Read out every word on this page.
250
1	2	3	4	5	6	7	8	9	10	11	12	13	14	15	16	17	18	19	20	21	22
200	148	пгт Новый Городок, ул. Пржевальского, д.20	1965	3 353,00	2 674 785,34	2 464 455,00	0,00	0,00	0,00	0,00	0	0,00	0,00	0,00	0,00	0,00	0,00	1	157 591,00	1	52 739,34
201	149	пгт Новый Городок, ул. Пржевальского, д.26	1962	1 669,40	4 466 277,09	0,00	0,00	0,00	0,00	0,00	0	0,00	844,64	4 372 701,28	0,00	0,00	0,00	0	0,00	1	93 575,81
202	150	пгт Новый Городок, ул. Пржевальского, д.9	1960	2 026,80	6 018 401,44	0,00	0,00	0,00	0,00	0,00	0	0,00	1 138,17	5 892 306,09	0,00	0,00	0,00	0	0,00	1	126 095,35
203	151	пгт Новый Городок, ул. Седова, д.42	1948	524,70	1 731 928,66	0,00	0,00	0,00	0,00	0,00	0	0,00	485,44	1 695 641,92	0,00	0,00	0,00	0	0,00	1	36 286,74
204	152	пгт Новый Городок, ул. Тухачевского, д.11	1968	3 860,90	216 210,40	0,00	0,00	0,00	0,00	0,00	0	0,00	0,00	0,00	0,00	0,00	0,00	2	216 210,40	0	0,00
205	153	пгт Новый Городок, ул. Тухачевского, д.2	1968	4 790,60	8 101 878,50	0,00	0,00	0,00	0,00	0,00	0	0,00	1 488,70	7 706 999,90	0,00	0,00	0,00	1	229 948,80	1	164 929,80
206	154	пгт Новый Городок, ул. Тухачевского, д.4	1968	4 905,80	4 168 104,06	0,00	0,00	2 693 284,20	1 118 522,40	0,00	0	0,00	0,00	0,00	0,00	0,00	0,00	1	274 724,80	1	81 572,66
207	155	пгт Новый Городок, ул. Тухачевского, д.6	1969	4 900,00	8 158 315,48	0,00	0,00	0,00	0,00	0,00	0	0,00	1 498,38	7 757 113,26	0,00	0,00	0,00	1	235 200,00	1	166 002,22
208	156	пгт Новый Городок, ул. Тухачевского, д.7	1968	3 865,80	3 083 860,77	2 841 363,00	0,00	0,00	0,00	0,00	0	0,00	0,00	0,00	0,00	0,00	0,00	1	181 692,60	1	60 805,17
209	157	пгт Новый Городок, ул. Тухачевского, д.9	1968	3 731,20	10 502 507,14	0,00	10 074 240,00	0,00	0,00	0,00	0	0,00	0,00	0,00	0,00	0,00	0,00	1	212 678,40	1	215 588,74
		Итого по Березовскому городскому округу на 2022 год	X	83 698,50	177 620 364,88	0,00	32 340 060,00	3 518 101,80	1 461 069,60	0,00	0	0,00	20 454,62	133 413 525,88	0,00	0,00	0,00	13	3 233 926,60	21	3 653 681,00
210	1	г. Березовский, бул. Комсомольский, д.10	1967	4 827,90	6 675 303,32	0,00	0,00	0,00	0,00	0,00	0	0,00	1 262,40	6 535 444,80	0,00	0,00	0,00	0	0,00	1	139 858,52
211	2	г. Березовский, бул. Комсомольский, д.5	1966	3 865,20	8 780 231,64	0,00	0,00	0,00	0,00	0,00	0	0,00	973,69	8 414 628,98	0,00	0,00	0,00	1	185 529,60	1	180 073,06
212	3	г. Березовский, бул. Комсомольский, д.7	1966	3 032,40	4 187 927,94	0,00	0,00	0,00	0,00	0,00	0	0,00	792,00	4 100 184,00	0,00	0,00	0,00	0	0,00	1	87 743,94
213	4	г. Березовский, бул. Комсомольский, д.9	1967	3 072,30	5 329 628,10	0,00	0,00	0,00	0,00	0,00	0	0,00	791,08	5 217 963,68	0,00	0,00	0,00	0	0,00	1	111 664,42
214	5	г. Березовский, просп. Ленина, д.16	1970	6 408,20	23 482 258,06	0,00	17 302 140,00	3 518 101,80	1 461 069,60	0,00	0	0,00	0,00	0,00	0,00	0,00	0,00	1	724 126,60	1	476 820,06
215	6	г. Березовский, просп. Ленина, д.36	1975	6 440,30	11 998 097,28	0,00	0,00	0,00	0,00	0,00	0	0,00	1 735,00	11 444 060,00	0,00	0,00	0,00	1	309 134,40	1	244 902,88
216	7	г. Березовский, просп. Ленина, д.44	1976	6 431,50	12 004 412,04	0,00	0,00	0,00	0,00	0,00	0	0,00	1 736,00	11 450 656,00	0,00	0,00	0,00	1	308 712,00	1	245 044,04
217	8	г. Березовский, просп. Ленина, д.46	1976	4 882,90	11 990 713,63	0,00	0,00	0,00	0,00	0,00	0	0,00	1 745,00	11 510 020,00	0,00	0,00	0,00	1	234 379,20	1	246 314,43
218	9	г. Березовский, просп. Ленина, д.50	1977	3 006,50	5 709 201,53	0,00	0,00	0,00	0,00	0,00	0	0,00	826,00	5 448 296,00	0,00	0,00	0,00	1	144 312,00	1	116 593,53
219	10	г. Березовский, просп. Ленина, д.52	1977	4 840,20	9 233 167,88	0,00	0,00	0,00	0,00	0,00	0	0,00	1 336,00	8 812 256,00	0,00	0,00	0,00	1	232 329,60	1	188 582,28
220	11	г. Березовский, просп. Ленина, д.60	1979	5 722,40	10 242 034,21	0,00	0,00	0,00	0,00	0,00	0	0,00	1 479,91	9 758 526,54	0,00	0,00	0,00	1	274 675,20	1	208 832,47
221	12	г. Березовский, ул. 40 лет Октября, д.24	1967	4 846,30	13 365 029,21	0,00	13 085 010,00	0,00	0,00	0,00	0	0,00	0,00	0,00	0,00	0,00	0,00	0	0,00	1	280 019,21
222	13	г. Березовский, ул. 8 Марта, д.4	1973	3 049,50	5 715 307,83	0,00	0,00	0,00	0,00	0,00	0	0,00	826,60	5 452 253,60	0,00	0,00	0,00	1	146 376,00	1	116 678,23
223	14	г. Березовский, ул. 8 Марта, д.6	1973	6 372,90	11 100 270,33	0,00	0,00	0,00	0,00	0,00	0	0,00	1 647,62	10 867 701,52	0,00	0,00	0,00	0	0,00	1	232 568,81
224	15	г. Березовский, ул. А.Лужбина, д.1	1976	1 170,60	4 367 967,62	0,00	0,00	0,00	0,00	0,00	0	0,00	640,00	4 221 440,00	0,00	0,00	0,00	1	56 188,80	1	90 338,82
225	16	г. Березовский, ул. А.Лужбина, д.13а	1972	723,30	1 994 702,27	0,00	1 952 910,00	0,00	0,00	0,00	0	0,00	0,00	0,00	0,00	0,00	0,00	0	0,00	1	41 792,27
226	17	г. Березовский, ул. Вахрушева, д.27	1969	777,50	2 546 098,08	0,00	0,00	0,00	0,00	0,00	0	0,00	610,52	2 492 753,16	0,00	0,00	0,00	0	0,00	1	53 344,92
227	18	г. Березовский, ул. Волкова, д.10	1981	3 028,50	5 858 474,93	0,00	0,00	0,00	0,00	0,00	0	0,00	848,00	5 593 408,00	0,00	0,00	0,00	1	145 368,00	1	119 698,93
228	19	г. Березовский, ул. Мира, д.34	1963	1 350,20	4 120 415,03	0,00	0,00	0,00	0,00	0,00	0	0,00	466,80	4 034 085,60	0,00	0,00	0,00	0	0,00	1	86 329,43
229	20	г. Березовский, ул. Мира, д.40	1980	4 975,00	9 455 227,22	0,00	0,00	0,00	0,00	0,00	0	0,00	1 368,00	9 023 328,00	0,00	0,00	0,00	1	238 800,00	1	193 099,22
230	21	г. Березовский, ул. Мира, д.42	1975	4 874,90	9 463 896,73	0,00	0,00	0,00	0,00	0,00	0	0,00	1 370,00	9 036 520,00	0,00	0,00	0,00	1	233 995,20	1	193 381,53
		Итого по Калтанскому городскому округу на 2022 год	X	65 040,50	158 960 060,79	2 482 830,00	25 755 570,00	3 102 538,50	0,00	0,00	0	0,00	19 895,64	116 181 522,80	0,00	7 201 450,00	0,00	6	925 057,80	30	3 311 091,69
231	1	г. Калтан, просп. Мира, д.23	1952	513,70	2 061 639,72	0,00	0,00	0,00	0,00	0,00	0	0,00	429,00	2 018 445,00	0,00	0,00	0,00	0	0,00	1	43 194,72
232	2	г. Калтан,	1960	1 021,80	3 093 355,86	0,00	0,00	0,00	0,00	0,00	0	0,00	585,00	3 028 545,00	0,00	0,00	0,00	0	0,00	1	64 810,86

* * * *

> Aim of the task:
Pull out all lines in the data above that include "Итого".

> Task answer:
		Итого по Березовскому городскому округу на 2022 год	X	83 698,50	177 620 364,88	0,00	32 340 060,00	3 518 101,80	1 461 069,60	0,00	0	0,00	20 454,62	133 413 525,88	0,00	0,00	0,00	13	3 233 926,60	21	3 653 681,00
		Итого по Калтанскому городскому округу на 2022 год	X	65 040,50	158 960 060,79	2 482 830,00	25 755 570,00	3 102 538,50	0,00	0,00	0	0,00	19 895,64	116 181 522,80	0,00	7 201 450,00	0,00	6	925 057,80	30	3 311 091,69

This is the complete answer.